[Stored data entries]
##############################
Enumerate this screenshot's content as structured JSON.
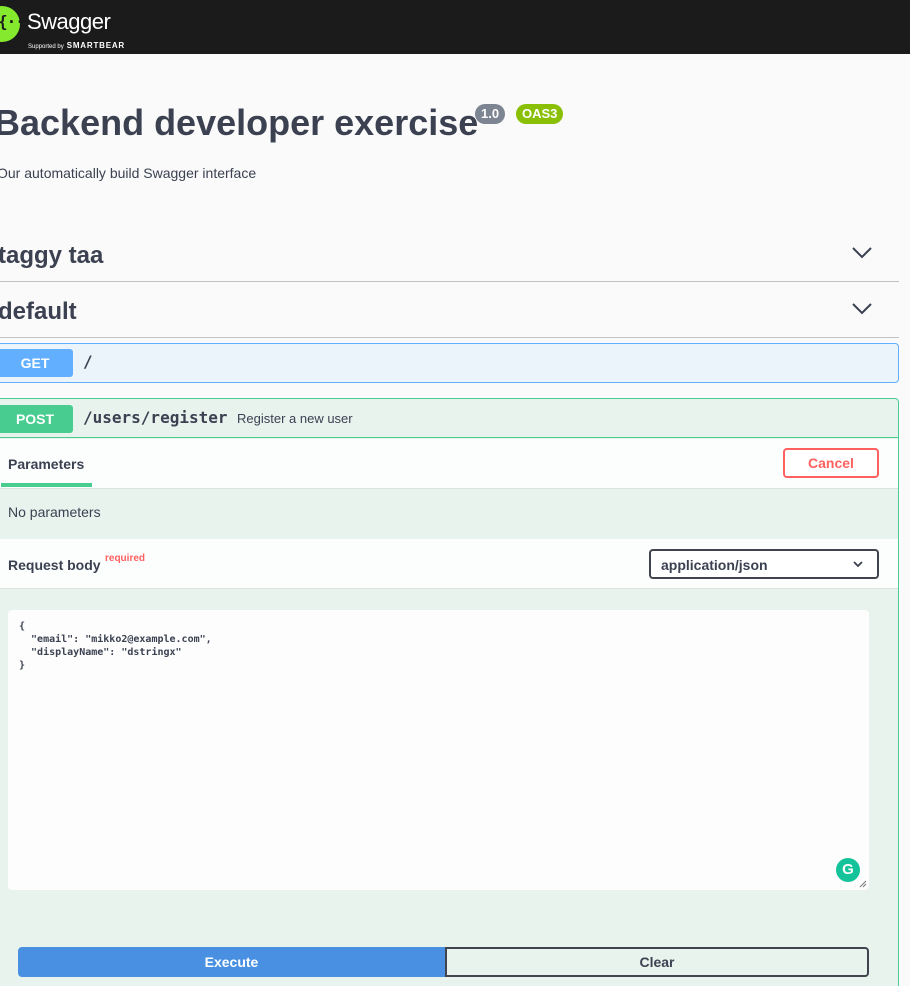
{
  "topbar": {
    "logo_glyph": "{···}",
    "logo_name": "Swagger",
    "logo_tagline": "Supported by",
    "logo_brand": "SMARTBEAR"
  },
  "info": {
    "title": "Backend developer exercise",
    "version": "1.0",
    "oas": "OAS3",
    "description": "Our automatically build Swagger interface"
  },
  "tags": [
    {
      "name": "taggy taa"
    },
    {
      "name": "default"
    }
  ],
  "operations": {
    "get": {
      "method": "GET",
      "path": "/"
    },
    "post": {
      "method": "POST",
      "path": "/users/register",
      "summary": "Register a new user",
      "parameters_tab": "Parameters",
      "cancel_label": "Cancel",
      "no_parameters": "No parameters",
      "request_body_label": "Request body",
      "required_label": "required",
      "content_type": "application/json",
      "body": "{\n  \"email\": \"mikko2@example.com\",\n  \"displayName\": \"dstringx\"\n}",
      "execute_label": "Execute",
      "clear_label": "Clear"
    }
  },
  "grammarly_glyph": "G",
  "colors": {
    "topbar": "#1b1b1b",
    "swagger_green": "#85ea2d",
    "get": "#61affe",
    "post": "#49cc90",
    "cancel": "#ff6060",
    "execute": "#4990e2"
  }
}
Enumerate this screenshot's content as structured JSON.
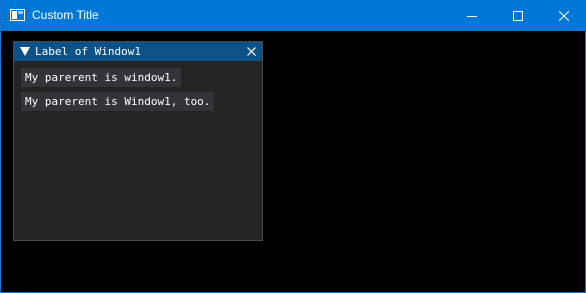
{
  "os_window": {
    "title": "Custom Title",
    "titlebar_color": "#0078d7",
    "icons": {
      "app": "app-window-icon",
      "minimize": "minimize-icon",
      "maximize": "maximize-icon",
      "close": "close-icon"
    }
  },
  "imgui_window": {
    "title": "Label of Window1",
    "titlebar_color": "#0c5289",
    "background_color": "#242424",
    "icons": {
      "collapse": "collapse-arrow-icon",
      "close": "close-icon"
    },
    "items": [
      {
        "label": "My parerent is window1."
      },
      {
        "label": "My parerent is Window1, too."
      }
    ]
  }
}
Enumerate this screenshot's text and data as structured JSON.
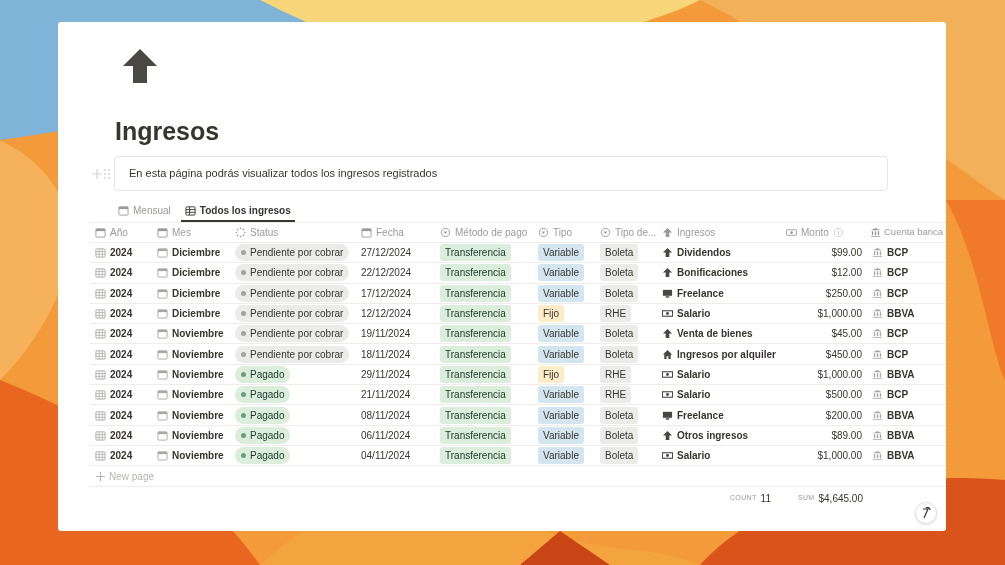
{
  "page": {
    "title": "Ingresos",
    "callout": "En esta página podrás visualizar todos los ingresos registrados"
  },
  "tabs": [
    {
      "label": "Mensual",
      "kind": "calendar",
      "selected": false
    },
    {
      "label": "Todos los ingresos",
      "kind": "table",
      "selected": true
    }
  ],
  "table": {
    "columns": [
      {
        "label": "Año",
        "kind": "calendar"
      },
      {
        "label": "Mes",
        "kind": "calendar"
      },
      {
        "label": "Status",
        "kind": "status"
      },
      {
        "label": "Fecha",
        "kind": "calendar"
      },
      {
        "label": "Método de pago",
        "kind": "select"
      },
      {
        "label": "Tipo",
        "kind": "select"
      },
      {
        "label": "Tipo de...",
        "kind": "select"
      },
      {
        "label": "Ingresos",
        "kind": "arrow"
      },
      {
        "label": "Monto",
        "kind": "money"
      },
      {
        "label": "Cuenta banca",
        "kind": "bank"
      }
    ],
    "rows": [
      {
        "year": "2024",
        "month": "Diciembre",
        "status": {
          "label": "Pendiente por cobrar",
          "kind": "pending"
        },
        "date": "27/12/2024",
        "method": "Transferencia",
        "type": {
          "label": "Variable",
          "color": "#d3e5ef"
        },
        "doc": "Boleta",
        "income": {
          "label": "Dividendos",
          "kind": "arrow"
        },
        "amount": "$99.00",
        "bank": "BCP"
      },
      {
        "year": "2024",
        "month": "Diciembre",
        "status": {
          "label": "Pendiente por cobrar",
          "kind": "pending"
        },
        "date": "22/12/2024",
        "method": "Transferencia",
        "type": {
          "label": "Variable",
          "color": "#d3e5ef"
        },
        "doc": "Boleta",
        "income": {
          "label": "Bonificaciones",
          "kind": "arrow"
        },
        "amount": "$12.00",
        "bank": "BCP"
      },
      {
        "year": "2024",
        "month": "Diciembre",
        "status": {
          "label": "Pendiente por cobrar",
          "kind": "pending"
        },
        "date": "17/12/2024",
        "method": "Transferencia",
        "type": {
          "label": "Variable",
          "color": "#d3e5ef"
        },
        "doc": "Boleta",
        "income": {
          "label": "Freelance",
          "kind": "monitor"
        },
        "amount": "$250.00",
        "bank": "BCP"
      },
      {
        "year": "2024",
        "month": "Diciembre",
        "status": {
          "label": "Pendiente por cobrar",
          "kind": "pending"
        },
        "date": "12/12/2024",
        "method": "Transferencia",
        "type": {
          "label": "Fijo",
          "color": "#fdecc8"
        },
        "doc": "RHE",
        "income": {
          "label": "Salario",
          "kind": "cash"
        },
        "amount": "$1,000.00",
        "bank": "BBVA"
      },
      {
        "year": "2024",
        "month": "Noviembre",
        "status": {
          "label": "Pendiente por cobrar",
          "kind": "pending"
        },
        "date": "19/11/2024",
        "method": "Transferencia",
        "type": {
          "label": "Variable",
          "color": "#d3e5ef"
        },
        "doc": "Boleta",
        "income": {
          "label": "Venta de bienes",
          "kind": "arrow"
        },
        "amount": "$45.00",
        "bank": "BCP"
      },
      {
        "year": "2024",
        "month": "Noviembre",
        "status": {
          "label": "Pendiente por cobrar",
          "kind": "pending"
        },
        "date": "18/11/2024",
        "method": "Transferencia",
        "type": {
          "label": "Variable",
          "color": "#d3e5ef"
        },
        "doc": "Boleta",
        "income": {
          "label": "Ingresos por alquiler",
          "kind": "house"
        },
        "amount": "$450.00",
        "bank": "BCP"
      },
      {
        "year": "2024",
        "month": "Noviembre",
        "status": {
          "label": "Pagado",
          "kind": "paid"
        },
        "date": "29/11/2024",
        "method": "Transferencia",
        "type": {
          "label": "Fijo",
          "color": "#fdecc8"
        },
        "doc": "RHE",
        "income": {
          "label": "Salario",
          "kind": "cash"
        },
        "amount": "$1,000.00",
        "bank": "BBVA"
      },
      {
        "year": "2024",
        "month": "Noviembre",
        "status": {
          "label": "Pagado",
          "kind": "paid"
        },
        "date": "21/11/2024",
        "method": "Transferencia",
        "type": {
          "label": "Variable",
          "color": "#d3e5ef"
        },
        "doc": "RHE",
        "income": {
          "label": "Salario",
          "kind": "cash"
        },
        "amount": "$500.00",
        "bank": "BCP"
      },
      {
        "year": "2024",
        "month": "Noviembre",
        "status": {
          "label": "Pagado",
          "kind": "paid"
        },
        "date": "08/11/2024",
        "method": "Transferencia",
        "type": {
          "label": "Variable",
          "color": "#d3e5ef"
        },
        "doc": "Boleta",
        "income": {
          "label": "Freelance",
          "kind": "monitor"
        },
        "amount": "$200.00",
        "bank": "BBVA"
      },
      {
        "year": "2024",
        "month": "Noviembre",
        "status": {
          "label": "Pagado",
          "kind": "paid"
        },
        "date": "06/11/2024",
        "method": "Transferencia",
        "type": {
          "label": "Variable",
          "color": "#d3e5ef"
        },
        "doc": "Boleta",
        "income": {
          "label": "Otros ingresos",
          "kind": "arrow"
        },
        "amount": "$89.00",
        "bank": "BBVA"
      },
      {
        "year": "2024",
        "month": "Noviembre",
        "status": {
          "label": "Pagado",
          "kind": "paid"
        },
        "date": "04/11/2024",
        "method": "Transferencia",
        "type": {
          "label": "Variable",
          "color": "#d3e5ef"
        },
        "doc": "Boleta",
        "income": {
          "label": "Salario",
          "kind": "cash"
        },
        "amount": "$1,000.00",
        "bank": "BBVA"
      }
    ],
    "new_row": "New page",
    "footer": {
      "count_label": "COUNT",
      "count": "11",
      "sum_label": "SUM",
      "sum": "$4,645.00"
    }
  }
}
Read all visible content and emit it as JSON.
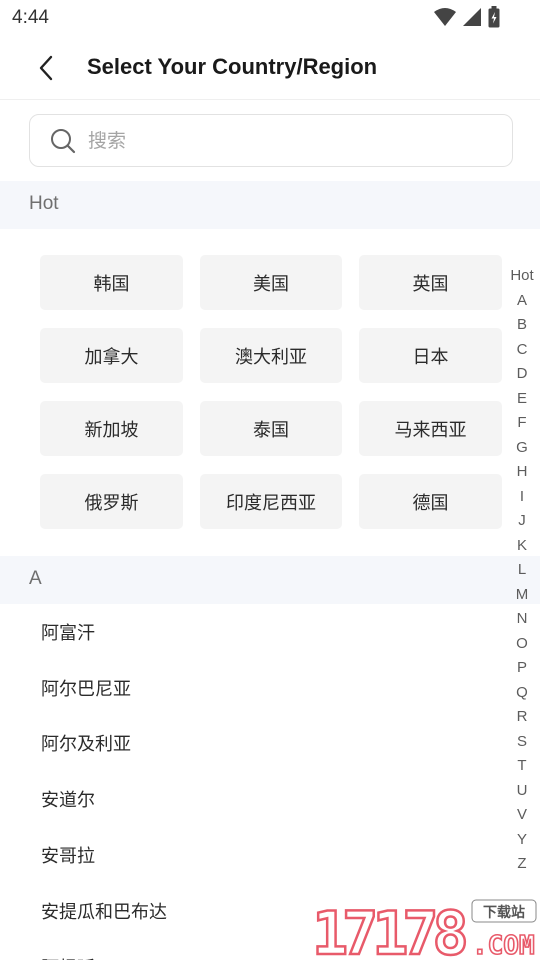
{
  "status_bar": {
    "time": "4:44"
  },
  "header": {
    "title": "Select Your Country/Region"
  },
  "search": {
    "placeholder": "搜索",
    "value": ""
  },
  "hot": {
    "label": "Hot",
    "items": [
      "韩国",
      "美国",
      "英国",
      "加拿大",
      "澳大利亚",
      "日本",
      "新加坡",
      "泰国",
      "马来西亚",
      "俄罗斯",
      "印度尼西亚",
      "德国"
    ]
  },
  "sections": [
    {
      "letter": "A",
      "items": [
        "阿富汗",
        "阿尔巴尼亚",
        "阿尔及利亚",
        "安道尔",
        "安哥拉",
        "安提瓜和巴布达",
        "阿根廷"
      ]
    }
  ],
  "index_bar": [
    "Hot",
    "A",
    "B",
    "C",
    "D",
    "E",
    "F",
    "G",
    "H",
    "I",
    "J",
    "K",
    "L",
    "M",
    "N",
    "O",
    "P",
    "Q",
    "R",
    "S",
    "T",
    "U",
    "V",
    "Y",
    "Z"
  ],
  "watermark": {
    "number": "17178",
    "tag": "下载站",
    "suffix": ".COM"
  },
  "colors": {
    "accent_watermark": "#e85a6a",
    "section_bg": "#f5f7fb",
    "chip_bg": "#f4f4f4"
  }
}
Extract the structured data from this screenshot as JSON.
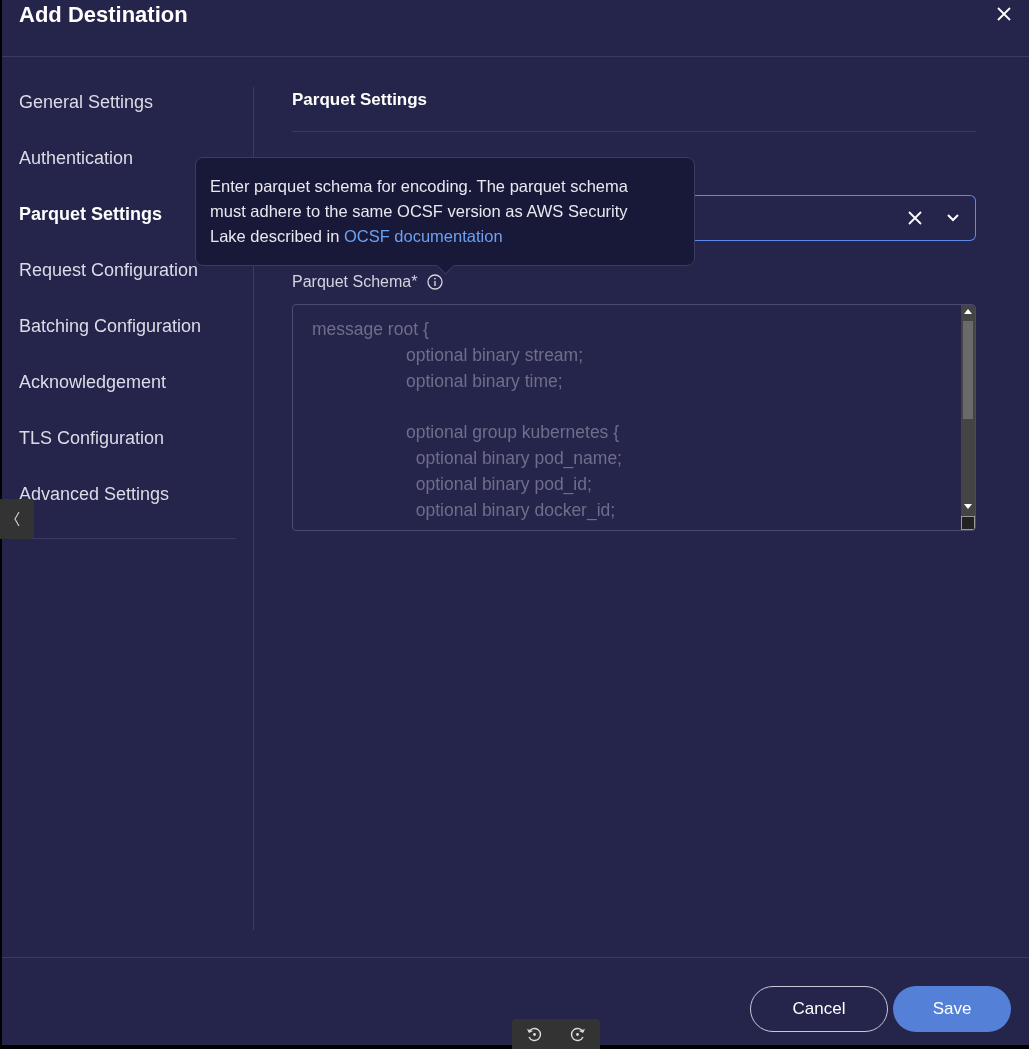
{
  "window": {
    "title": "Add Destination"
  },
  "sidebar": {
    "items": [
      {
        "label": "General Settings",
        "selected": false
      },
      {
        "label": "Authentication",
        "selected": false
      },
      {
        "label": "Parquet Settings",
        "selected": true
      },
      {
        "label": "Request Configuration",
        "selected": false
      },
      {
        "label": "Batching Configuration",
        "selected": false
      },
      {
        "label": "Acknowledgement",
        "selected": false
      },
      {
        "label": "TLS Configuration",
        "selected": false
      },
      {
        "label": "Advanced Settings",
        "selected": false
      }
    ]
  },
  "section": {
    "heading": "Parquet Settings",
    "tooltip": {
      "text": "Enter parquet schema for encoding. The parquet schema must adhere to the same OCSF version as AWS Security Lake described in ",
      "link": "OCSF documentation"
    },
    "schema": {
      "label": "Parquet Schema*",
      "placeholder": [
        "message root {",
        "\t\toptional binary stream;",
        "\t\toptional binary time;",
        "\n\t\toptional group kubernetes {",
        "\t\t  optional binary pod_name;",
        "\t\t  optional binary pod_id;",
        "\t\t  optional binary docker_id;"
      ]
    }
  },
  "buttons": [
    {
      "label": "Cancel",
      "kind": "secondary"
    },
    {
      "label": "Save",
      "kind": "primary"
    }
  ]
}
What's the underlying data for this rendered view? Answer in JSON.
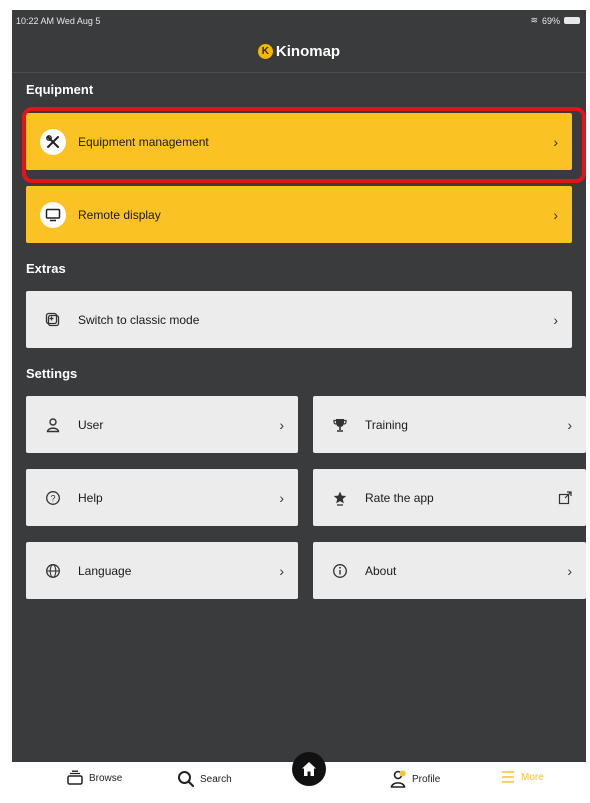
{
  "status_bar": {
    "time": "10:22 AM  Wed Aug 5",
    "battery": "69%"
  },
  "header": {
    "title": "Kinomap"
  },
  "sections": {
    "equipment": "Equipment",
    "extras": "Extras",
    "settings": "Settings"
  },
  "items": {
    "equipment_management": "Equipment management",
    "remote_display": "Remote display",
    "classic_mode": "Switch to classic mode",
    "user": "User",
    "training": "Training",
    "help": "Help",
    "rate_app": "Rate the app",
    "language": "Language",
    "about": "About"
  },
  "tabs": {
    "browse": "Browse",
    "search": "Search",
    "profile": "Profile",
    "more": "More"
  },
  "colors": {
    "accent_yellow": "#fbc223",
    "background_dark": "#3a3b3d",
    "highlight_red": "#e4131b"
  }
}
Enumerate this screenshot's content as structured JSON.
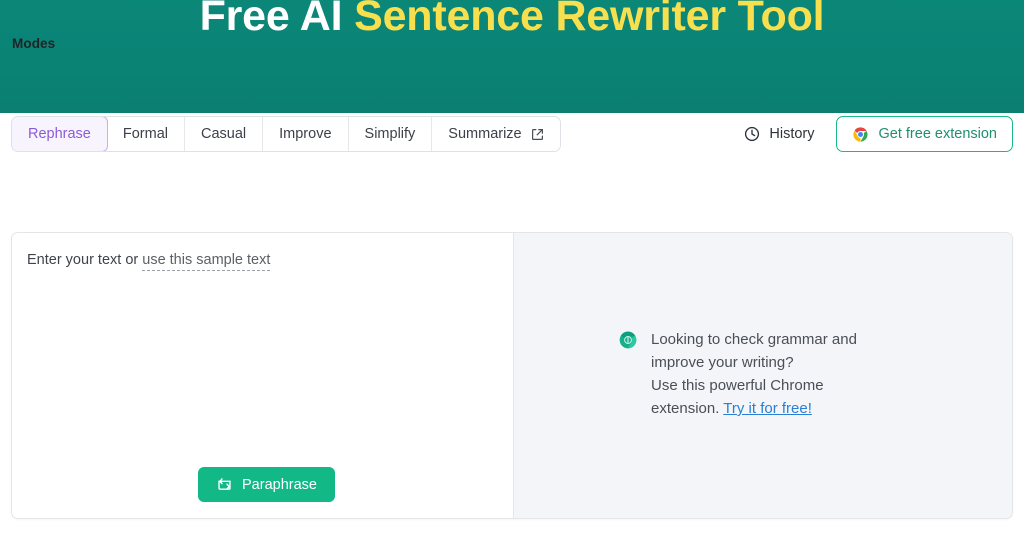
##############################
• _WHAT YOU NEED TO DO_
From the line containing "What's the underlying" through the last line of the material above, write out each line exactly, leaving aside all pictures.

• _FINAL ANSWER_
What's the underlying data for this rendered view? Answer in JSON.
{
  "status_bar": {
    "time": "10:22 AM  Wed Aug 5",
    "battery": "69%"
  },
  "header": {
    "title": "Kinomap"
  },
  "sections": {
    "equipment": "Equipment",
    "extras": "Extras",
    "settings": "Settings"
  },
  "items": {
    "equipment_management": "Equipment management",
    "remote_display": "Remote display",
    "classic_mode": "Switch to classic mode",
    "user": "User",
    "training": "Training",
    "help": "Help",
    "rate_app": "Rate the app",
    "language": "Language",
    "about": "About"
  },
  "tabs": {
    "browse": "Browse",
    "search": "Search",
    "profile": "Profile",
    "more": "More"
  },
  "colors": {
    "accent_yellow": "#fbc223",
    "background_dark": "#3a3b3d",
    "highlight_red": "#e4131b"
  }
}
Enumerate this screenshot's content as structured JSON.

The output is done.